Directions:
In the listing below, locate the lines that hold "Problèmes" and copy them.

►

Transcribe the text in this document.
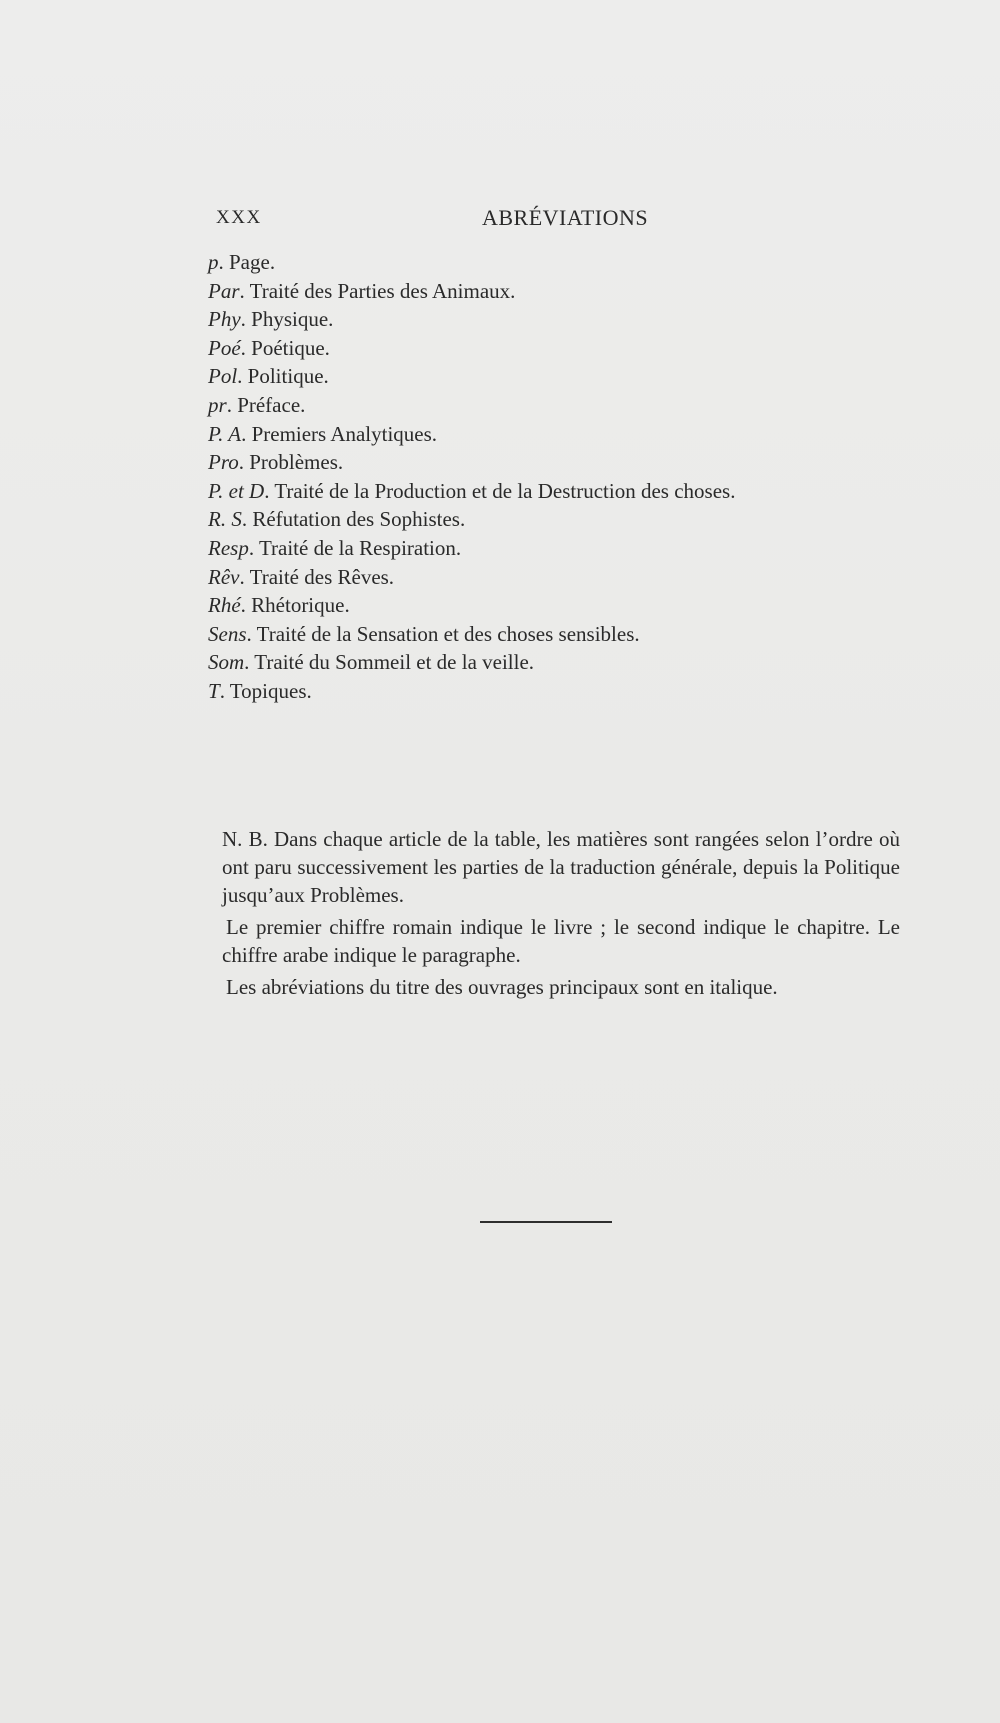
XXX	ABRÉVIATIONS
p. Page.
Par. Traité des Parties des Animaux.
Phy. Physique.
Poé. Poétique.
Pol. Politique.
pr. Préface.
P. A. Premiers Analytiques.
Pro. Problèmes.
P. et D. Traité de la Production et de la Destruction des choses.
R. S. Réfutation des Sophistes.
Resp. Traité de la Respiration.
Rêv. Traité des Rêves.
Rhé. Rhétorique.
Sens. Traité de la Sensation et des choses sensibles.
Som. Traité du Sommeil et de la veille.
T. Topiques.

N. B. Dans chaque article de la table, les matières sont rangées selon l’ordre où ont paru successivement les parties de la traduction générale, depuis la Politique jusqu’aux Problèmes.

Le premier chiffre romain indique le livre ; le second indique le chapitre. Le chiffre arabe indique le paragraphe.

Les abréviations du titre des ouvrages principaux sont en italique.
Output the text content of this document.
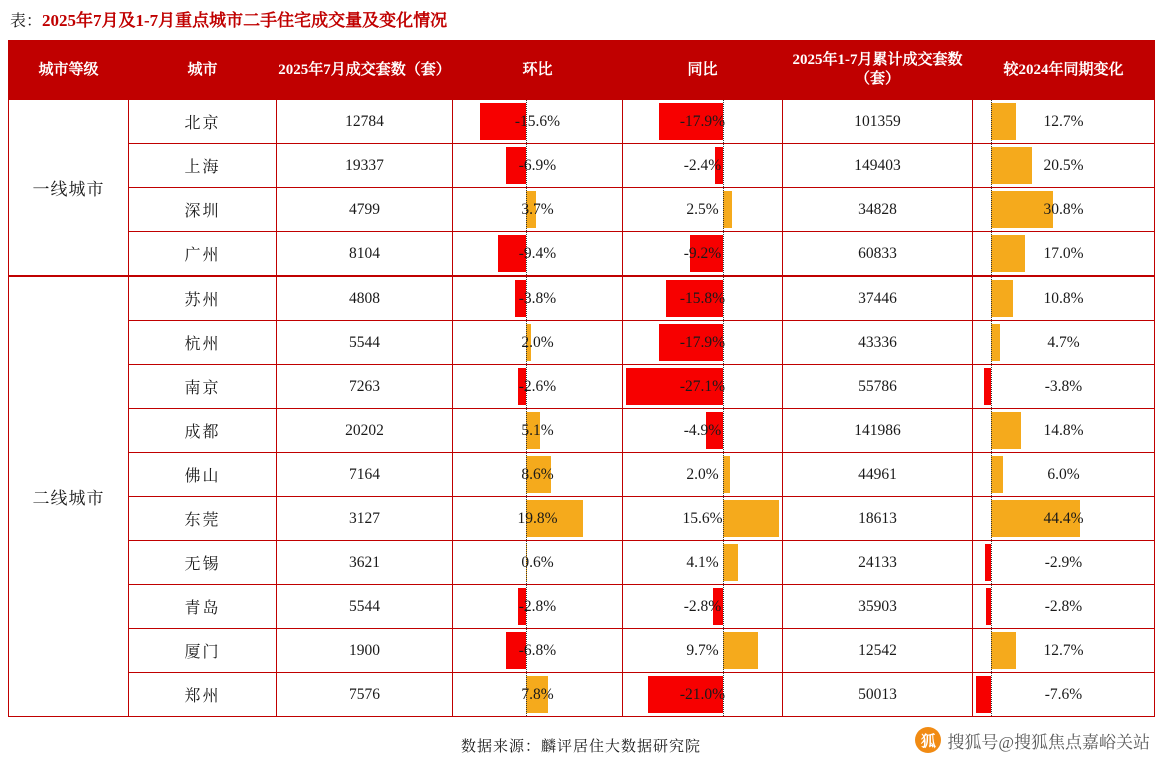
表： 2025年7月及1-7月重点城市二手住宅成交量及变化情况
城市等级	城市	2025年7月成交套数（套）	环比	同比	2025年1-7月累计成交套数（套）	较2024年同期变化
一线城市	北京	12784	-15.6%	-17.9%	101359	12.7%

	上海	19337	-6.9%	-2.4%	149403	20.5%

	深圳	4799	3.7%	2.5%	34828	30.8%

	广州	8104	-9.4%	-9.2%	60833	17.0%

二线城市	苏州	4808	-3.8%	-15.8%	37446	10.8%

	杭州	5544	2.0%	-17.9%	43336	4.7%

	南京	7263	-2.6%	-27.1%	55786	-3.8%

	成都	20202	5.1%	-4.9%	141986	14.8%

	佛山	7164	8.6%	2.0%	44961	6.0%

	东莞	3127	19.8%	15.6%	18613	44.4%

	无锡	3621	0.6%	4.1%	24133	-2.9%

	青岛	5544	-2.8%	-2.8%	35903	-2.8%

	厦门	1900	-6.8%	9.7%	12542	12.7%

	郑州	7576	7.8%	-21.0%	50013	-7.6%
数据来源：麟评居住大数据研究院	狐 搜狐号@搜狐焦点嘉峪关站
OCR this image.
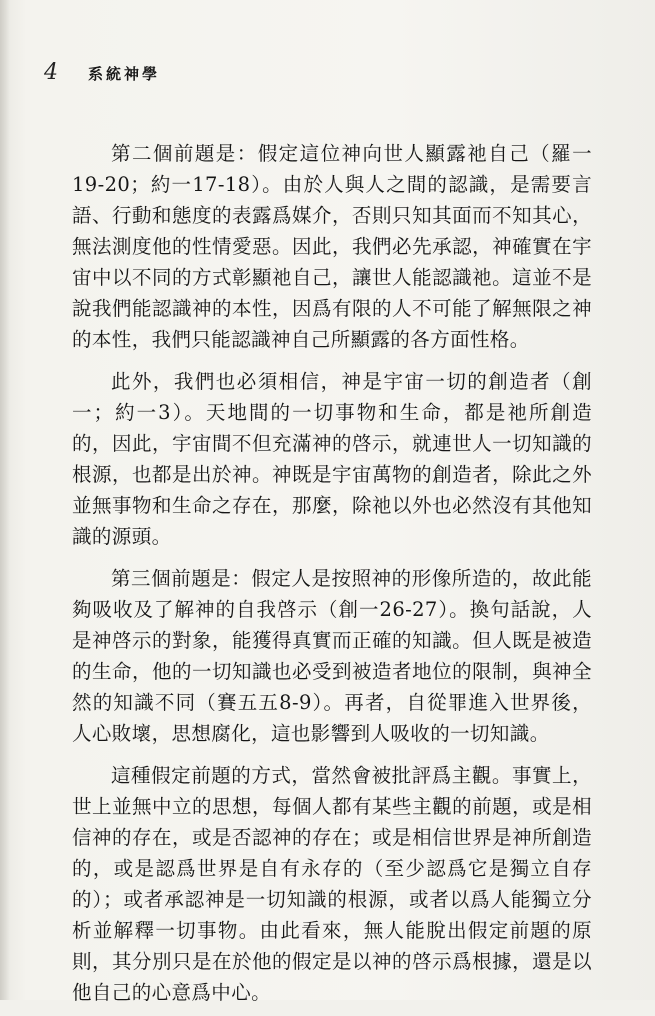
4	系統神學

第二個前題是：假定這位神向世人顯露祂自己（羅一19-20；約一17-18）。由於人與人之間的認識，是需要言語、行動和態度的表露爲媒介，否則只知其面而不知其心，無法測度他的性情愛惡。因此，我們必先承認，神確實在宇宙中以不同的方式彰顯祂自己，讓世人能認識祂。這並不是說我們能認識神的本性，因爲有限的人不可能了解無限之神的本性，我們只能認識神自己所顯露的各方面性格。

此外，我們也必須相信，神是宇宙一切的創造者（創一；約一3）。天地間的一切事物和生命，都是祂所創造的，因此，宇宙間不但充滿神的啓示，就連世人一切知識的根源，也都是出於神。神既是宇宙萬物的創造者，除此之外並無事物和生命之存在，那麼，除祂以外也必然沒有其他知識的源頭。

第三個前題是：假定人是按照神的形像所造的，故此能夠吸收及了解神的自我啓示（創一26-27）。換句話說，人是神啓示的對象，能獲得真實而正確的知識。但人既是被造的生命，他的一切知識也必受到被造者地位的限制，與神全然的知識不同（賽五五8-9）。再者，自從罪進入世界後，人心敗壞，思想腐化，這也影響到人吸收的一切知識。

這種假定前題的方式，當然會被批評爲主觀。事實上，世上並無中立的思想，每個人都有某些主觀的前題，或是相信神的存在，或是否認神的存在；或是相信世界是神所創造的，或是認爲世界是自有永存的（至少認爲它是獨立自存的）；或者承認神是一切知識的根源，或者以爲人能獨立分析並解釋一切事物。由此看來，無人能脫出假定前題的原則，其分別只是在於他的假定是以神的啓示爲根據，還是以他自己的心意爲中心。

◄

Solved problem:
Pro. Problèmes.
N. B. Dans chaque article de la table, les matières sont rangées selon l’ordre où ont paru successivement les parties de la traduction générale, depuis la Politique jusqu’aux Problèmes.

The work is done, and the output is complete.